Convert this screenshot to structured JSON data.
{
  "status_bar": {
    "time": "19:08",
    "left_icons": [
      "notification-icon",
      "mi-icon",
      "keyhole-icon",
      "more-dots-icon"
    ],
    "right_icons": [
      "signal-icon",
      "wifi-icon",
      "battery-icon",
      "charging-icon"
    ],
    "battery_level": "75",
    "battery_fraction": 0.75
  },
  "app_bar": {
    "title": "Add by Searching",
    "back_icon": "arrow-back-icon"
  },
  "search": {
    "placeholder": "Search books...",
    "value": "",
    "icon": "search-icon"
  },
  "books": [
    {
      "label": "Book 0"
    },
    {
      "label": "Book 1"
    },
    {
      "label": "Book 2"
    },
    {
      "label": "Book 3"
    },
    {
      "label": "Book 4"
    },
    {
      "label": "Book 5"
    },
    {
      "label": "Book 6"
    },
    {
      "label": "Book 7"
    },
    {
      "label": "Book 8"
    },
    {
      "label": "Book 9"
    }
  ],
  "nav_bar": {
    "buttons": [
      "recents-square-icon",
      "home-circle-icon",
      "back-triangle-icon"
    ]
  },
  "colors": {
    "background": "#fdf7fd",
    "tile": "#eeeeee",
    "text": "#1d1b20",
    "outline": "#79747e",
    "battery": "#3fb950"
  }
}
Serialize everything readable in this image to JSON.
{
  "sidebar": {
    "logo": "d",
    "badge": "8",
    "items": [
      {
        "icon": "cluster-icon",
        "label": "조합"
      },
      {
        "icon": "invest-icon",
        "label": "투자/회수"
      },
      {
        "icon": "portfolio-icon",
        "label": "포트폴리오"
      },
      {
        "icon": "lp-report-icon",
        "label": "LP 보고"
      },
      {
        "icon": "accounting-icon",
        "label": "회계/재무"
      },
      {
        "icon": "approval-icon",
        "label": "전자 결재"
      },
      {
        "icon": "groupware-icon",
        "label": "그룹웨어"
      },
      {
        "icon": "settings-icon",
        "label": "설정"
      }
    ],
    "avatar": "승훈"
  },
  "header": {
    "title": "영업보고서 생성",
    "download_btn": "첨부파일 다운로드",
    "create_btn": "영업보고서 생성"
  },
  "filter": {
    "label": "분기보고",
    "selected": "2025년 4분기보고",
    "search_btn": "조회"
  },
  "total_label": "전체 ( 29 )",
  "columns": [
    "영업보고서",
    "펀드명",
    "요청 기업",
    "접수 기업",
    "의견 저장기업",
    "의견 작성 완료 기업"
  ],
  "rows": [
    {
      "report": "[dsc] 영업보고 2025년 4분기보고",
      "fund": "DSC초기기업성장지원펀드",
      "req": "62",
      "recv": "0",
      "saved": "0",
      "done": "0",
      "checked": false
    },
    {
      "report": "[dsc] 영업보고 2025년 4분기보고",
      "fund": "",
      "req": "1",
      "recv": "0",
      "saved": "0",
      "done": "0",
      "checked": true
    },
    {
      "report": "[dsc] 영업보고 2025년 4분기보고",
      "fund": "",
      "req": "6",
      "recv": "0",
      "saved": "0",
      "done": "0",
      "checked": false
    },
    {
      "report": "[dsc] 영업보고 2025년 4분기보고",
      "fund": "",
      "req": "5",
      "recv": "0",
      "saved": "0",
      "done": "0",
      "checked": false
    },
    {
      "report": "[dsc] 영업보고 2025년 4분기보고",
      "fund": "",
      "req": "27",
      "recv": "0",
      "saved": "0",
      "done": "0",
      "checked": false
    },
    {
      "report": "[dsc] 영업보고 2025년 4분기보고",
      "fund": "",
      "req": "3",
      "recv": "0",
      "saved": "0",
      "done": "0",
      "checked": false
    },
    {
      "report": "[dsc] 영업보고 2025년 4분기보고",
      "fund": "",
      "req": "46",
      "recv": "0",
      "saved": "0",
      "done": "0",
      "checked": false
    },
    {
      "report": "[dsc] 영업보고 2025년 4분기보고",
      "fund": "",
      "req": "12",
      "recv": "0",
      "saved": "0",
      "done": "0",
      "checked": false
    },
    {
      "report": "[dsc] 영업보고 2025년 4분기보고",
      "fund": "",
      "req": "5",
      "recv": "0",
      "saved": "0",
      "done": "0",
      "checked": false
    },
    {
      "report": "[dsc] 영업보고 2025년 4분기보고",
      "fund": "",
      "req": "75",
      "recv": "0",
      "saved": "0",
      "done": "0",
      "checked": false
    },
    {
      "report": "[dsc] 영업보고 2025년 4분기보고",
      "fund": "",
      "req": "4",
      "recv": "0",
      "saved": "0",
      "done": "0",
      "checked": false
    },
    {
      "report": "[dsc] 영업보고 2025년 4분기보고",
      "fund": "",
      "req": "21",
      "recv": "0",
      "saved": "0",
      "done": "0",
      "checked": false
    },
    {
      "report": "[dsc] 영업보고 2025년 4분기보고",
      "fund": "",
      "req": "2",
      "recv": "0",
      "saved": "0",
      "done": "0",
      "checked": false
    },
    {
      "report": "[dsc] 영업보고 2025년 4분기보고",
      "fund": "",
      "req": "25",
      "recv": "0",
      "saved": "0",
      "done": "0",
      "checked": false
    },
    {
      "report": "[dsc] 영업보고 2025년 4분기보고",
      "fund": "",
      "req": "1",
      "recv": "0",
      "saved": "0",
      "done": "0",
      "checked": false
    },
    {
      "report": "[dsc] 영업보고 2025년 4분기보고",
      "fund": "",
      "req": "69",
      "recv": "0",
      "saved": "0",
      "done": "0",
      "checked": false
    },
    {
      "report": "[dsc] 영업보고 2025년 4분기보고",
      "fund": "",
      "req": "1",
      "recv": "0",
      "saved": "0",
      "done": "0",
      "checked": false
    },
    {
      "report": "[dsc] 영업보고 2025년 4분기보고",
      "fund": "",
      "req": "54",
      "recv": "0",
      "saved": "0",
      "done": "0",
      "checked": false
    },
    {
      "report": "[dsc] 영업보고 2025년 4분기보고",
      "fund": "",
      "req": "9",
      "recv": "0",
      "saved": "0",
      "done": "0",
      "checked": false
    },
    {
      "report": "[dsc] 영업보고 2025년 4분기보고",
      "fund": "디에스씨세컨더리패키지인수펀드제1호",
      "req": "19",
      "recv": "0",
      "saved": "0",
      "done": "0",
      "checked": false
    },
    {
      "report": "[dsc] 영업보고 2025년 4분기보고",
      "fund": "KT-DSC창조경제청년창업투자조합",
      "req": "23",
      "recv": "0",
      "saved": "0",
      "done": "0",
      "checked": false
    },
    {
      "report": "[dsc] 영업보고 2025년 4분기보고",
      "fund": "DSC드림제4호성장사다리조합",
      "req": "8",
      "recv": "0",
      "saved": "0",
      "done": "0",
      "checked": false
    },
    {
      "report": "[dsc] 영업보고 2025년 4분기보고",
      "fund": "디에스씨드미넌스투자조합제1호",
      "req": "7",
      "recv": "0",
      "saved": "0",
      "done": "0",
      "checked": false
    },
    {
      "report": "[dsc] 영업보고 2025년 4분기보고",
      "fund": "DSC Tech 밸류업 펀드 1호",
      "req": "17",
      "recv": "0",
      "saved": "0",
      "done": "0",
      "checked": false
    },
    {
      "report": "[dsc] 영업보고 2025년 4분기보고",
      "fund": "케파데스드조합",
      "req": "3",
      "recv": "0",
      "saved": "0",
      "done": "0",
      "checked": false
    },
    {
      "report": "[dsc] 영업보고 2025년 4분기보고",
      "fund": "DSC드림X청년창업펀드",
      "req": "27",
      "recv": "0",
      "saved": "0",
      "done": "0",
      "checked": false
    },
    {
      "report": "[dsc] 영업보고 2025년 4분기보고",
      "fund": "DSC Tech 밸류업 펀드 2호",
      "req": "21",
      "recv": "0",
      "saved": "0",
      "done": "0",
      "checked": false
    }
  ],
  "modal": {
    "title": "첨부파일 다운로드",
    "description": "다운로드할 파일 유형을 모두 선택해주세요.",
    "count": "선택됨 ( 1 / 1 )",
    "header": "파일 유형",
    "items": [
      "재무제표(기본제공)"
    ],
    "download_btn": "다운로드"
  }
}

Short task – Within the records, how many lines include "JSON"? The answer is the number and nothing else.

Answer for the task – 2